▶ THE REQUEST
Tally the lines in these records that hold the string "Salpeter", and reply with the number alone.

## Start MATERIAL PROVIDED

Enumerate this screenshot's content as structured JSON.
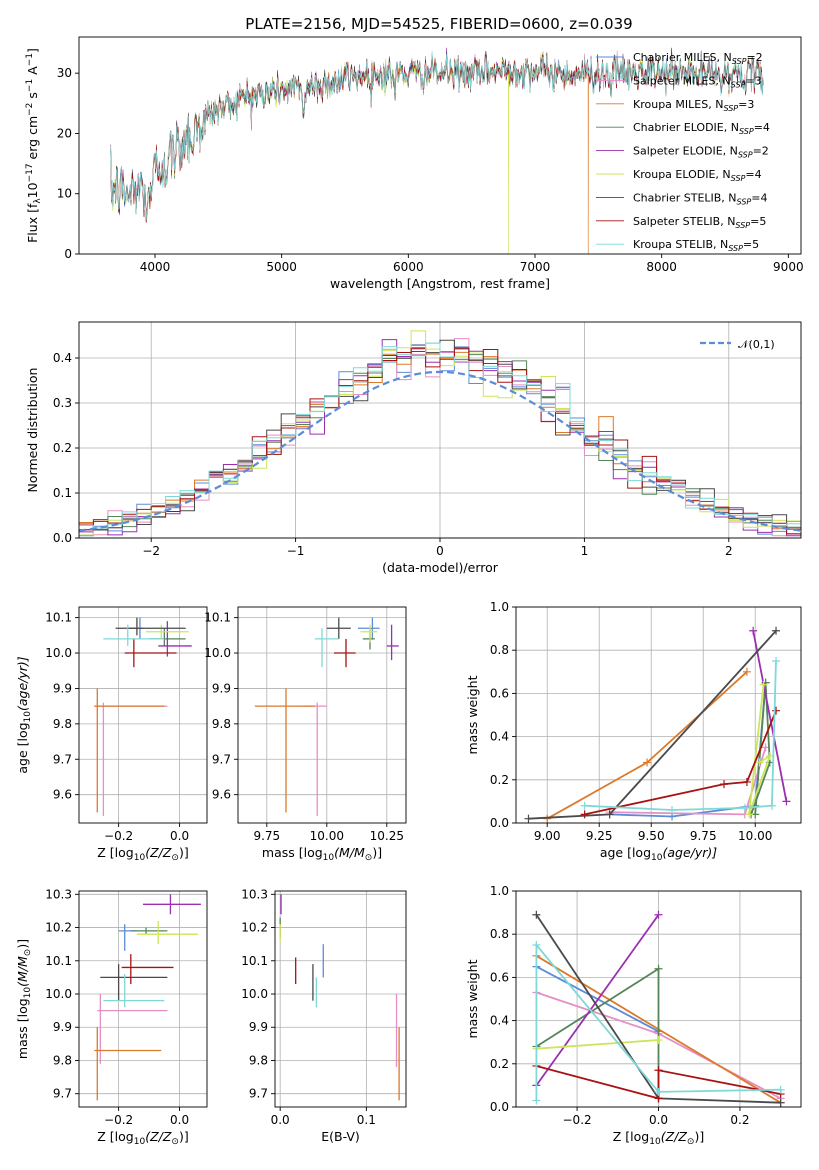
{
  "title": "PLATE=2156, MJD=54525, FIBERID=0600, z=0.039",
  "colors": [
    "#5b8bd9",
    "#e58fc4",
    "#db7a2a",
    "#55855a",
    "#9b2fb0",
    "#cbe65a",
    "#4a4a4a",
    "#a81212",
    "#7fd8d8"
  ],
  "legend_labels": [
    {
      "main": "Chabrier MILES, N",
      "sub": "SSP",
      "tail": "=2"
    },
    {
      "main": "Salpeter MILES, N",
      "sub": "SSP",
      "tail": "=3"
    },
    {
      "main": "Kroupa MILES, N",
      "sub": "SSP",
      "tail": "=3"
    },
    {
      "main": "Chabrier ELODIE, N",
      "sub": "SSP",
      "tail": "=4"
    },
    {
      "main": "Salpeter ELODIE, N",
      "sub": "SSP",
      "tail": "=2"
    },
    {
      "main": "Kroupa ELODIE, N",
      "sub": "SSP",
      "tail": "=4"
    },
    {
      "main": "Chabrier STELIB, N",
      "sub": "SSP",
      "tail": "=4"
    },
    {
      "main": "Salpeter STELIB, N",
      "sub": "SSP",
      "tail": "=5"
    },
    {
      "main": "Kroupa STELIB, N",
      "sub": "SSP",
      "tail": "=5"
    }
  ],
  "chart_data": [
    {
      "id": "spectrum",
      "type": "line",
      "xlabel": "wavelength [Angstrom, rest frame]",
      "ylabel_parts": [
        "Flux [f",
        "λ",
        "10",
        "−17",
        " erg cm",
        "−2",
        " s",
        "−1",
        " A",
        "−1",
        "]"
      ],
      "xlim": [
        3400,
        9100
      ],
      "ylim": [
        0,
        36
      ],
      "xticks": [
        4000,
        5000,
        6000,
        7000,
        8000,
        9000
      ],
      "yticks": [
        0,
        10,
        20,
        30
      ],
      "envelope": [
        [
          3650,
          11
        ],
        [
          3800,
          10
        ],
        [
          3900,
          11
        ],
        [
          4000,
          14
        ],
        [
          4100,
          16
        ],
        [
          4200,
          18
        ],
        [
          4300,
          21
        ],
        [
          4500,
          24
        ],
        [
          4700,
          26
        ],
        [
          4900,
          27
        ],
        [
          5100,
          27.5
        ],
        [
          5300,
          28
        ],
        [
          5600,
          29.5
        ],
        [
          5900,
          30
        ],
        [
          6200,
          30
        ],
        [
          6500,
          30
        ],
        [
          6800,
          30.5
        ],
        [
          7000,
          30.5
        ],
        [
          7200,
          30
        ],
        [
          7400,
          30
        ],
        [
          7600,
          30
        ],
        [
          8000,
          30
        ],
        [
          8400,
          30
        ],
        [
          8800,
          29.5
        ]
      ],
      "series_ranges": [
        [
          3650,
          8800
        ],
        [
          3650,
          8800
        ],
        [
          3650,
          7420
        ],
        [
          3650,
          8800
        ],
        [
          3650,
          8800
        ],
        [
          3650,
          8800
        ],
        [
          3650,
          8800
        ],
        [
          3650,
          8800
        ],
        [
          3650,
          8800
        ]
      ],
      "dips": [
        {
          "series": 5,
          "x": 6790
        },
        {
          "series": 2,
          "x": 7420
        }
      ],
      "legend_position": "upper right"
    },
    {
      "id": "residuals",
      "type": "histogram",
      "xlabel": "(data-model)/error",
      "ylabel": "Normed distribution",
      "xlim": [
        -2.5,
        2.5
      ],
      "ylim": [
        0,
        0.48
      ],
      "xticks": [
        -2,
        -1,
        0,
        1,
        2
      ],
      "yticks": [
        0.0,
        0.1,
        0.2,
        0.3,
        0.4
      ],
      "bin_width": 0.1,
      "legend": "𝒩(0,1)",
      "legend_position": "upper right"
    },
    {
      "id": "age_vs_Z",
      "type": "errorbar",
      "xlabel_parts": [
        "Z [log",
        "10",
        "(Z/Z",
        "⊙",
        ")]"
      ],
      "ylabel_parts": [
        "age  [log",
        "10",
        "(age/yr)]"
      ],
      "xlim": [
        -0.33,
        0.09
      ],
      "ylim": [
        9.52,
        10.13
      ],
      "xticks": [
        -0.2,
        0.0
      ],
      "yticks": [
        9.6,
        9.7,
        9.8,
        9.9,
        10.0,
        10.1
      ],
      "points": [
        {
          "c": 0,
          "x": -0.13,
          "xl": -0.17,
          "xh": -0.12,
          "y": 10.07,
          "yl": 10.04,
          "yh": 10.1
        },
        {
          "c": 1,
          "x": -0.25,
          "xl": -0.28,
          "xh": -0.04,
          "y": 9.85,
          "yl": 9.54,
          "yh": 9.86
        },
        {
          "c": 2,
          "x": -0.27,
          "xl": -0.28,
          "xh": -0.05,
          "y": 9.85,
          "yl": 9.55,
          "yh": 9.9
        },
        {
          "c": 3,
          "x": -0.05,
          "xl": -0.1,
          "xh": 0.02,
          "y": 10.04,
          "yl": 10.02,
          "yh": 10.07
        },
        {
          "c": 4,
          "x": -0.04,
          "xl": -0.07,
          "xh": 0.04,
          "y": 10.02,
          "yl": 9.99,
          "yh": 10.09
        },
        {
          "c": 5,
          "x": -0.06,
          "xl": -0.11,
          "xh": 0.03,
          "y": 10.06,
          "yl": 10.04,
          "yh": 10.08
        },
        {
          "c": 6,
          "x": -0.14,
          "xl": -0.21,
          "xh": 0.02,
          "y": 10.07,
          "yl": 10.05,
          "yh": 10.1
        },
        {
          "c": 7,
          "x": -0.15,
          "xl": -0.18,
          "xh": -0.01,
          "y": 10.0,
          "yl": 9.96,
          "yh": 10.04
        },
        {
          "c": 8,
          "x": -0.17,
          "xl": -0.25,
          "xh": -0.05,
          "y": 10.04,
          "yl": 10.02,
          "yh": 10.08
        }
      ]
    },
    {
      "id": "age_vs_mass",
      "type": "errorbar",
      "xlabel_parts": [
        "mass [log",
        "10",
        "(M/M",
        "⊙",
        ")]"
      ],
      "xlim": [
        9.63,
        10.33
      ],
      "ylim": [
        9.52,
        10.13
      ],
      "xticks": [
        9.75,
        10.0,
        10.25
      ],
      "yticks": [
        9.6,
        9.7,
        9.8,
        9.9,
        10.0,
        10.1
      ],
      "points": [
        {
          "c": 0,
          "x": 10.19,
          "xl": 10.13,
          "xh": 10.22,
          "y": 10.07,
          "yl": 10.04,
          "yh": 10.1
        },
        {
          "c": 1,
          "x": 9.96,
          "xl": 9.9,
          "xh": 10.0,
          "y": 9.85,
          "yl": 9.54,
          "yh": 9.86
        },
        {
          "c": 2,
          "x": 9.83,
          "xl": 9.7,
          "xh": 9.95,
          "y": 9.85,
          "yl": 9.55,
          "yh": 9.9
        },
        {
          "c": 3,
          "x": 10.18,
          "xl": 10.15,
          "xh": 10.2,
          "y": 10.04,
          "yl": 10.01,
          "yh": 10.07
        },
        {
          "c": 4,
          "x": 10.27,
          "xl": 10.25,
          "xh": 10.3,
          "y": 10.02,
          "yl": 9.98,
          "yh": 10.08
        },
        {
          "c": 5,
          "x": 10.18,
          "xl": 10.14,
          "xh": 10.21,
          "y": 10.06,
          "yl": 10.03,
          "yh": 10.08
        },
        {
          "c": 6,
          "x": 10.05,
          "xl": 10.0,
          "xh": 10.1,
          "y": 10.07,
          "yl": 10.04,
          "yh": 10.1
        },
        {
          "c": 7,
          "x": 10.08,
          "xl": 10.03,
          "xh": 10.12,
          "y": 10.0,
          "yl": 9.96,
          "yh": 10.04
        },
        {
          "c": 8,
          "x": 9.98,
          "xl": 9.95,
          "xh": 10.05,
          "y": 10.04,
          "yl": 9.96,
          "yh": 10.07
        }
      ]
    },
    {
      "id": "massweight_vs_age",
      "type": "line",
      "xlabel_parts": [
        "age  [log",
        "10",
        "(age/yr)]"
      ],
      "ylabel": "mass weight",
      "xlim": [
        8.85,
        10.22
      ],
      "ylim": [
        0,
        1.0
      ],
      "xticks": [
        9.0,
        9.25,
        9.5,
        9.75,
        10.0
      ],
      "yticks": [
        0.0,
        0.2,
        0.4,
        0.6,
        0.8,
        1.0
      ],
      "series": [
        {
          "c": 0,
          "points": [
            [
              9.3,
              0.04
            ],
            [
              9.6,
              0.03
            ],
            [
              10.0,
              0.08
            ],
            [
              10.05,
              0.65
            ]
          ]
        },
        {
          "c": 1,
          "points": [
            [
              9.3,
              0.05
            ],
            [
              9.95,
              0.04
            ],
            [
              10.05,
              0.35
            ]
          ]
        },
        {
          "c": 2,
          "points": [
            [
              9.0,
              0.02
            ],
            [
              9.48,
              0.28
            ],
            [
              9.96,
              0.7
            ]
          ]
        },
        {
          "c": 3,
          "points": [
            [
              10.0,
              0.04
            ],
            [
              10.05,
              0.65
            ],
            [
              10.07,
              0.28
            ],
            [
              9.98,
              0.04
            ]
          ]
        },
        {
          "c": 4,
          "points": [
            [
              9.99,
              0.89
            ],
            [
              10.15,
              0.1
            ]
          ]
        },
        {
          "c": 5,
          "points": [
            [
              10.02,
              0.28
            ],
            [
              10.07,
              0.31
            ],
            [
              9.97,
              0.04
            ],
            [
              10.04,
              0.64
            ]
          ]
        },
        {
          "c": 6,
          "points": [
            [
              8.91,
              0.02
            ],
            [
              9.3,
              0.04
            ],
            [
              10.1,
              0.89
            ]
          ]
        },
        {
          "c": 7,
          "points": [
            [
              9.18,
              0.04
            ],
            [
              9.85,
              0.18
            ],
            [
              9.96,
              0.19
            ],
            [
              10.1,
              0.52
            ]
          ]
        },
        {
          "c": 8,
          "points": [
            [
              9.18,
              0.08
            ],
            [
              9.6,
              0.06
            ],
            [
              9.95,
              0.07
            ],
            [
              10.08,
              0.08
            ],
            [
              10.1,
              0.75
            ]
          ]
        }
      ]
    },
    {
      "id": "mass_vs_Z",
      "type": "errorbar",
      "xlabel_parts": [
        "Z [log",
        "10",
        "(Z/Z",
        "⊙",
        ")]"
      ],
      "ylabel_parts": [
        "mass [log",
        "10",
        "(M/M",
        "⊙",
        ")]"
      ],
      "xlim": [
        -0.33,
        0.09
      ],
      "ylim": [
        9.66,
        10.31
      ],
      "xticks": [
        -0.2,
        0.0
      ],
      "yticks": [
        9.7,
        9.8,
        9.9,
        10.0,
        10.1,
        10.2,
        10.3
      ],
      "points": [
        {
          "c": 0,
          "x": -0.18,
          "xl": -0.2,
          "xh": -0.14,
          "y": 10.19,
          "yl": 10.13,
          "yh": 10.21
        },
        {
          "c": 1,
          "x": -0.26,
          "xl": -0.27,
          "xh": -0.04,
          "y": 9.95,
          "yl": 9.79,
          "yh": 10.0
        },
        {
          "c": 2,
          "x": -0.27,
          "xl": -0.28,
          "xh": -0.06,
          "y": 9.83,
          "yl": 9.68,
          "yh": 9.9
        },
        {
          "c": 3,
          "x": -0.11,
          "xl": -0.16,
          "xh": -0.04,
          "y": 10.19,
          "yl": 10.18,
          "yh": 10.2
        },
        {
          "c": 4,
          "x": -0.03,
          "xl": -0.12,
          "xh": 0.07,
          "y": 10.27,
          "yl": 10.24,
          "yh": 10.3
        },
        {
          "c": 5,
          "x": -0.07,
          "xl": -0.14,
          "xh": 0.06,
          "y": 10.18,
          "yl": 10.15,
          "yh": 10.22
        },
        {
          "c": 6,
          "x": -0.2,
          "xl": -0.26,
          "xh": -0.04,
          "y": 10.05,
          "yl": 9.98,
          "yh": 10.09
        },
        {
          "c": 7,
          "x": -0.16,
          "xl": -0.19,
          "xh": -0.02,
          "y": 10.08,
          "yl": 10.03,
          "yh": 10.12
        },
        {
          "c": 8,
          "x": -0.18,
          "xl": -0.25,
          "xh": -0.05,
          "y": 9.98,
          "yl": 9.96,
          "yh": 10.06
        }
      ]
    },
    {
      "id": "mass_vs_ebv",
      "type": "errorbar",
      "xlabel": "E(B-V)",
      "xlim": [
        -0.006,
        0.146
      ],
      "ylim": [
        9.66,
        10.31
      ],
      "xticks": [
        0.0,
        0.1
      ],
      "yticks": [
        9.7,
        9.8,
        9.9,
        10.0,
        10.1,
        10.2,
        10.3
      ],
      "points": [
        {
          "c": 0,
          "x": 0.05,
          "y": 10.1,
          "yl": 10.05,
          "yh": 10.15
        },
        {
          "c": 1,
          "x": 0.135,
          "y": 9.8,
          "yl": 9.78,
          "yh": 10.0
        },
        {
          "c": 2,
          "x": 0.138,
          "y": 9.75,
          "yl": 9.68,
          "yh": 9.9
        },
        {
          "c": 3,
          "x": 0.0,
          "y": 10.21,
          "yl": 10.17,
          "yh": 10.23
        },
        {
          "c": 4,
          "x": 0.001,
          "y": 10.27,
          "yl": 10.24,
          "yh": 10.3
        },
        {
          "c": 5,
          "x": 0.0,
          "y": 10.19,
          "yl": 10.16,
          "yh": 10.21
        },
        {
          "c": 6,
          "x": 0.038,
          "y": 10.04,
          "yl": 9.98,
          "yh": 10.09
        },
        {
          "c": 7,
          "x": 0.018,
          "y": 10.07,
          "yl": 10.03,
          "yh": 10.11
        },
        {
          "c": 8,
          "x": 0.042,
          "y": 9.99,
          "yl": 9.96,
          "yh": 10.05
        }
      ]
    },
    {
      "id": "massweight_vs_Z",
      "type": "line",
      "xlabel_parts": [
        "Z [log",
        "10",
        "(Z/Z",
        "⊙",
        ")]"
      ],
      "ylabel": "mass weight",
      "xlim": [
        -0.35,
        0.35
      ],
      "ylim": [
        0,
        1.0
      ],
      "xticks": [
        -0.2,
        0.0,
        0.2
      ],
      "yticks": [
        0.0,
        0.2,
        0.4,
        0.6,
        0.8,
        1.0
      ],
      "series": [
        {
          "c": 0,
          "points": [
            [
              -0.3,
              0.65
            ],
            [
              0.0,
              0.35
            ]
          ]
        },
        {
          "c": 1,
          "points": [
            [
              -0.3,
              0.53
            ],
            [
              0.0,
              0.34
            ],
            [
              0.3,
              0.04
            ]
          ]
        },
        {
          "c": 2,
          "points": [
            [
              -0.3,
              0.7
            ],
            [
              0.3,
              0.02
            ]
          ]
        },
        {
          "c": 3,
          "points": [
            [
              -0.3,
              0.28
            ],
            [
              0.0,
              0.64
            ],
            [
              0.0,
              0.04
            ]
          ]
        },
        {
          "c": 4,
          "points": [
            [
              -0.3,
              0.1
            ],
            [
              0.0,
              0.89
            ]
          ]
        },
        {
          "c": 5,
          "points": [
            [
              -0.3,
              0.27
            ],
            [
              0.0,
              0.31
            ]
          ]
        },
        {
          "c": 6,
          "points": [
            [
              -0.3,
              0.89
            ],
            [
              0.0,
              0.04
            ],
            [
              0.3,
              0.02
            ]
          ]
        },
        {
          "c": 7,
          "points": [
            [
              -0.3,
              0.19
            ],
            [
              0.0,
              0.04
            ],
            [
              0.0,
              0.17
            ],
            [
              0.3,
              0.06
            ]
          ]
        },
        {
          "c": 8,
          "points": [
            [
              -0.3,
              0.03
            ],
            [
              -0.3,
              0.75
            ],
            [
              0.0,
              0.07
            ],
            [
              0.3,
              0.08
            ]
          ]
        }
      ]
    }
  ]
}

## End MATERIAL PROVIDED
## Start MATERIAL PROVIDED

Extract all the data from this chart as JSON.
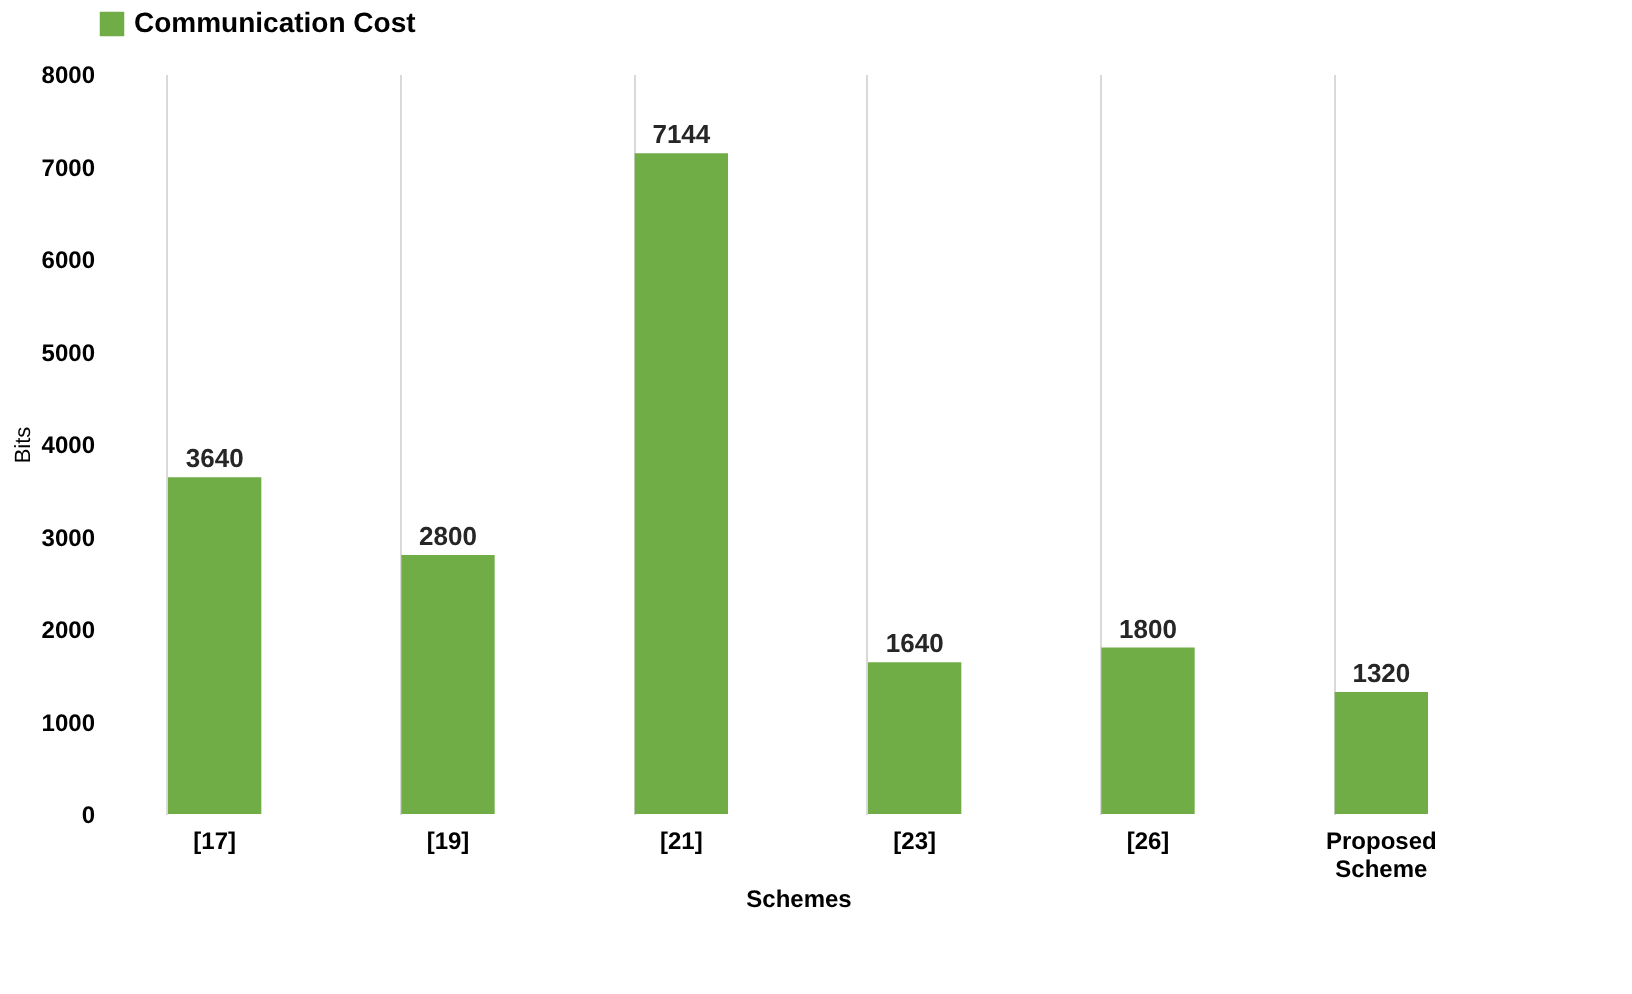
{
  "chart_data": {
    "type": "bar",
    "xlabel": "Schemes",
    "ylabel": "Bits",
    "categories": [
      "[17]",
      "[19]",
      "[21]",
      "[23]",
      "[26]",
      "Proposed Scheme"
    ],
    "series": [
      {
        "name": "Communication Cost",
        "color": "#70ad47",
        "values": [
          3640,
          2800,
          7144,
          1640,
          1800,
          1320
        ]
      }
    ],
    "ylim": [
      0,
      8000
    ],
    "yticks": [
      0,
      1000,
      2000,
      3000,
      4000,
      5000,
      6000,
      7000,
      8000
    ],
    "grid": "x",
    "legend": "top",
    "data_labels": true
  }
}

## End MATERIAL PROVIDED
## Start MATERIAL PROVIDED

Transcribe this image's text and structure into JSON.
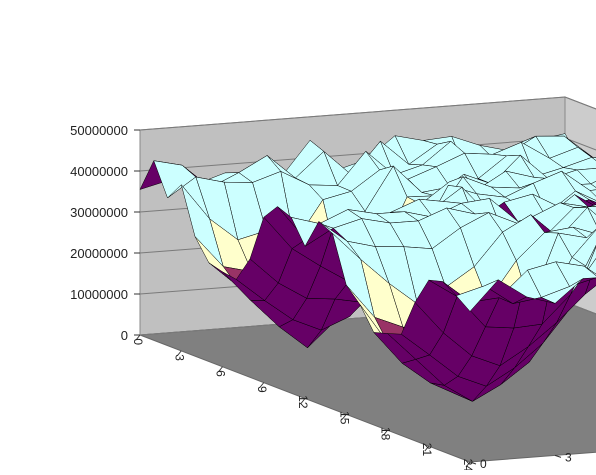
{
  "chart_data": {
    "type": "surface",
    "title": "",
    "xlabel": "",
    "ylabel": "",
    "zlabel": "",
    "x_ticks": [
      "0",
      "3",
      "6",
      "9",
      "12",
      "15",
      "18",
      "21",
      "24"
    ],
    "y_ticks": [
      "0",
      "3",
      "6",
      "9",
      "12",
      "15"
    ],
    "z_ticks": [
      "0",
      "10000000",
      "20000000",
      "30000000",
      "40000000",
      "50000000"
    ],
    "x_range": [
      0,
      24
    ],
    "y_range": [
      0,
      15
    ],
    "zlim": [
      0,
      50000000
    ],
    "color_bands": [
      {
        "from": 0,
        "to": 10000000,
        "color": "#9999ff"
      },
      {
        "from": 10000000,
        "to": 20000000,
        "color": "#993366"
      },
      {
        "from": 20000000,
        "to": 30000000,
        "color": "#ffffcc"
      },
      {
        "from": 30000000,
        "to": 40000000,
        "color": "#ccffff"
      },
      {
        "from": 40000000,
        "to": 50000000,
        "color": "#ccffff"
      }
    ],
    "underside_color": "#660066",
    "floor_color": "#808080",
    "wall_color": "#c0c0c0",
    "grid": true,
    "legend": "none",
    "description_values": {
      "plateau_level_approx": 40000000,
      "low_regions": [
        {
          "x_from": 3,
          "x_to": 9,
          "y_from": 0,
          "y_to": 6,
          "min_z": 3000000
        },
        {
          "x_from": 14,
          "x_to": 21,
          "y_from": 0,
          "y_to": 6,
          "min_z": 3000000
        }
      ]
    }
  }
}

## End MATERIAL PROVIDED

▶ TASK OUTPUT
3